Text:
┌──
Integration by substitution is the reverse of the chain rule.
- Find an appropriate expression for the substitution if the question does not suggest one.
- \(u = f(x) \implies \dfrac{du}{dx} = f'(x) \)
- Make \(dx\) the subject: \(dx = \dfrac{du}{f'(x)} \)
- Substitute \(u\) and \(\dfrac{du}{f'(x)}\) into the integration.
- Cancel any terms that contain \(x\).
- If there are remaining terms that contain \(x\), rearrange \(u = f(x)\) and make \(x\) the subject, and make a further substitution.
- When there are only terms containing \(u\) remaining, integrate normally.
- For indefinite integrals, unsubstitute \(u=f(x)\) to get the final answer.
└──
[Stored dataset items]
┌──
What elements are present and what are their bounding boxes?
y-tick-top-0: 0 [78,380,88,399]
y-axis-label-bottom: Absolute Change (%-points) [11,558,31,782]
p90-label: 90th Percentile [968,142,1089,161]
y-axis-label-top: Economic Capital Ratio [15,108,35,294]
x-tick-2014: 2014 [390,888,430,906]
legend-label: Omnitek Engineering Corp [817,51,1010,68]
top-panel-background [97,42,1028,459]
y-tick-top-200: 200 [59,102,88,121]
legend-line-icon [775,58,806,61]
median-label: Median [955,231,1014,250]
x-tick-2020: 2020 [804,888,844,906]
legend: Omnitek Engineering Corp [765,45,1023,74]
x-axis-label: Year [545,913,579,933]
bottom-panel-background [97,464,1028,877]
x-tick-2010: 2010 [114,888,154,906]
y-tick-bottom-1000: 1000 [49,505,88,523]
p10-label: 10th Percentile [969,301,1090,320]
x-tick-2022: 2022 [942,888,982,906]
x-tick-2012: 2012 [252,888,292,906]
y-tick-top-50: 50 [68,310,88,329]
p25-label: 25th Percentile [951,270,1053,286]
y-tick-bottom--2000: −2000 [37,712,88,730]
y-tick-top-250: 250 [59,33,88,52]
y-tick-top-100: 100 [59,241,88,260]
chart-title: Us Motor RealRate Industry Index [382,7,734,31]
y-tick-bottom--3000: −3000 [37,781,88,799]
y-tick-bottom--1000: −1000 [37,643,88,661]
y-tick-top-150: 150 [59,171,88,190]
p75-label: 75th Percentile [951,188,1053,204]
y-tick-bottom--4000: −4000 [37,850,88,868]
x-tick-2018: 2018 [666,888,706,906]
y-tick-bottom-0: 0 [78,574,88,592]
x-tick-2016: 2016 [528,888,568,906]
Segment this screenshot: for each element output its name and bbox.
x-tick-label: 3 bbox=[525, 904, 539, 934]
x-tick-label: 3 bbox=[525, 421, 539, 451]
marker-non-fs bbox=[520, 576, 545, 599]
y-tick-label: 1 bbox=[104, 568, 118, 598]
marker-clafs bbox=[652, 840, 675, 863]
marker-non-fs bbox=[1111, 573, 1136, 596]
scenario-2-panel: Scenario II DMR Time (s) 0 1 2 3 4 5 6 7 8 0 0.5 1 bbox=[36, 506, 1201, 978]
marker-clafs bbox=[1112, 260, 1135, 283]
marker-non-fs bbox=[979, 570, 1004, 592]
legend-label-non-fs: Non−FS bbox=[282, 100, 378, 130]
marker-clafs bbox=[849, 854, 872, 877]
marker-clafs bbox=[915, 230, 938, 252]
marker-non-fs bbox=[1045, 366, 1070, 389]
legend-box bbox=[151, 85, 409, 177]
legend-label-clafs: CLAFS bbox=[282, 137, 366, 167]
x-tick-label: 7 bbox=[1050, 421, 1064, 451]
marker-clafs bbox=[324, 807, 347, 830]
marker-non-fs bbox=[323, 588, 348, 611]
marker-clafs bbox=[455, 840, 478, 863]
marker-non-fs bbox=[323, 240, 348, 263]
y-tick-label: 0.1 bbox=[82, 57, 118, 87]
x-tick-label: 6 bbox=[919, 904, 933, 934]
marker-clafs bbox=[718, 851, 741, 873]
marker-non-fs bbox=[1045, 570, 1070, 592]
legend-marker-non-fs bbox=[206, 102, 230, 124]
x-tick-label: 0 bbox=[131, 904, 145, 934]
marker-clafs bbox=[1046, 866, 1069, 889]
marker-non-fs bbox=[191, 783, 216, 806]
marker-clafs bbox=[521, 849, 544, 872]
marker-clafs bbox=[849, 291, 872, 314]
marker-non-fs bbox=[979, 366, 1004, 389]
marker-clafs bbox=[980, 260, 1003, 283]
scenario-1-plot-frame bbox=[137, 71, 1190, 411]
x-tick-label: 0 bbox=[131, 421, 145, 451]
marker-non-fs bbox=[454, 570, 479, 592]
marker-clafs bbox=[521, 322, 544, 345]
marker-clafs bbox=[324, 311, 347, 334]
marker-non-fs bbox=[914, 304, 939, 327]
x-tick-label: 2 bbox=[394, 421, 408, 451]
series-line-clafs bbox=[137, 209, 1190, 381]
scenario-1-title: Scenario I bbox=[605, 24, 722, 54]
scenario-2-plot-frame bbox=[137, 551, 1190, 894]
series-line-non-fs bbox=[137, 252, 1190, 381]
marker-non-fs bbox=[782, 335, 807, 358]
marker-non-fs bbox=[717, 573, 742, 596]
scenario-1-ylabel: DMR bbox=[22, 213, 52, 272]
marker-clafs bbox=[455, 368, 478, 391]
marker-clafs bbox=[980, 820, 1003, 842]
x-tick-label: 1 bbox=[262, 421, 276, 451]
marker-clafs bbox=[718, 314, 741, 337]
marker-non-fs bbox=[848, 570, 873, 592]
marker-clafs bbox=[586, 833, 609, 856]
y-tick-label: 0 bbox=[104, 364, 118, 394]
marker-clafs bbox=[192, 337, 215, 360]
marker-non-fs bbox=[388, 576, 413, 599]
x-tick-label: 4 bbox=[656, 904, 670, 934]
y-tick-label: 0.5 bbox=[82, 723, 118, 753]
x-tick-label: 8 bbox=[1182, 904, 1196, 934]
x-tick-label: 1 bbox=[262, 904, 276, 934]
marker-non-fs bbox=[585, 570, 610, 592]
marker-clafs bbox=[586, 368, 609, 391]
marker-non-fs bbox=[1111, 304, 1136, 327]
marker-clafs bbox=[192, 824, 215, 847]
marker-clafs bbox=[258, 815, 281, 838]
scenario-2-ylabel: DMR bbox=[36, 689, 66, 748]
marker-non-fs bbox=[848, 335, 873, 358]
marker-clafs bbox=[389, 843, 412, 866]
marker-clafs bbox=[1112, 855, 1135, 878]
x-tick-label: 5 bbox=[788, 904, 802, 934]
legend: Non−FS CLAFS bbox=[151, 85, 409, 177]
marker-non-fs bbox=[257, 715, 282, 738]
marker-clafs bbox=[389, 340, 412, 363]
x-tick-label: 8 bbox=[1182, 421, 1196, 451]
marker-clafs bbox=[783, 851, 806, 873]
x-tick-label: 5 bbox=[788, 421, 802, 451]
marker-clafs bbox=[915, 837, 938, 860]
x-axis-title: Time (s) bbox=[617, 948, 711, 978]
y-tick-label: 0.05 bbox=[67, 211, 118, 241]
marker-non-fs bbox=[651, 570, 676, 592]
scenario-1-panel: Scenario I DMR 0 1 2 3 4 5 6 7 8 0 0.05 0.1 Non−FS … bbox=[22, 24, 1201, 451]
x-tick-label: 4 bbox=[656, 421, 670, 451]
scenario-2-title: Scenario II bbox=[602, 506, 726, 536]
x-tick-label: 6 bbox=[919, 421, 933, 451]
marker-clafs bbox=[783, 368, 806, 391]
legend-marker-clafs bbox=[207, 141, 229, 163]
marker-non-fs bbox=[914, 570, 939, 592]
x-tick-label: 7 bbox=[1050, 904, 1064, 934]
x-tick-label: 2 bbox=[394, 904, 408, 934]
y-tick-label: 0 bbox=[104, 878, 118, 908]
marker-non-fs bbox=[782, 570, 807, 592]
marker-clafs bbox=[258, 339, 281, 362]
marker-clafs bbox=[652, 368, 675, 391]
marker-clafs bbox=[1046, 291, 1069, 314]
└──
Objective 1:
Please check each statement against the text on integration by substitution, answering yes or no and quoting the words that decide it:
(a) The method is described as the reverse of the product rule.
(b) Once only terms containing u remain, the integration is carried out normally.
(c) Unsubstituting is given as the last step for definite integrals.
Objective 2:
Answer these questions from the text on integration by substitution:
(a) What should be done if the question does not suggest a substitution?
(b) What happens to any terms that contain x after u and du/f'(x) are substituted?
(c) If terms containing x still remain, which variable is made the subject when u = f(x) is rearranged?
Objective 3:
Carry on the text on integration by substitution from where it stops.
The material plays no part in this.

Expected answer 1:
(a) No: "Integration by substitution is the reverse of the chain rule."
(b) Yes: "integrate normally"
(c) No: "For indefinite integrals, unsubstitute"

Expected answer 2:
(a) Find an appropriate expression for the substitution.
(b) They are canceled.
(c) x

Expected answer 3:
- For definite integrals, the limits (with respect to \(x\)) must also be substituted into \(u=f(x)\) to get new limits (with respect to \(u\)). There is no need to unsubstitute as the final answer is a value.
Standard results
\(\displaystyle\int{\dfrac{f'(x)}{f(x)}} dx, \quad u = f(x) \)
\(u = f(x) \implies \dfrac{du}{dx} = f'(x) \)
\(dx = \dfrac{du}{f'(x)} \)
Substitute into integration:
\(\displaystyle\int{\dfrac{f'(x)}{f(x)}} dx \implies \displaystyle\int{\dfrac{f'(x)}{u}} \dfrac{du}{f'(x)} \)
\(\displaystyle\int{\dfrac{\cancel{f'(x)}}{u}} \dfrac{du}{\cancel{f'(x)}} = \displaystyle\int{\dfrac{1}{u}} du = \ln{|u|} + c \)
Unsubstitute \(u = f(x) \)
\(\implies \boxed{\displaystyle\int{\dfrac{f'(x)}{f(x)}} dx \implies \ln{|f(x)|} + c} \)
Integration by substitution standard results
\(\displaystyle\int{\dfrac{f'(x)}{f(x)}} dx \implies \ln{|f(x)|} + c \)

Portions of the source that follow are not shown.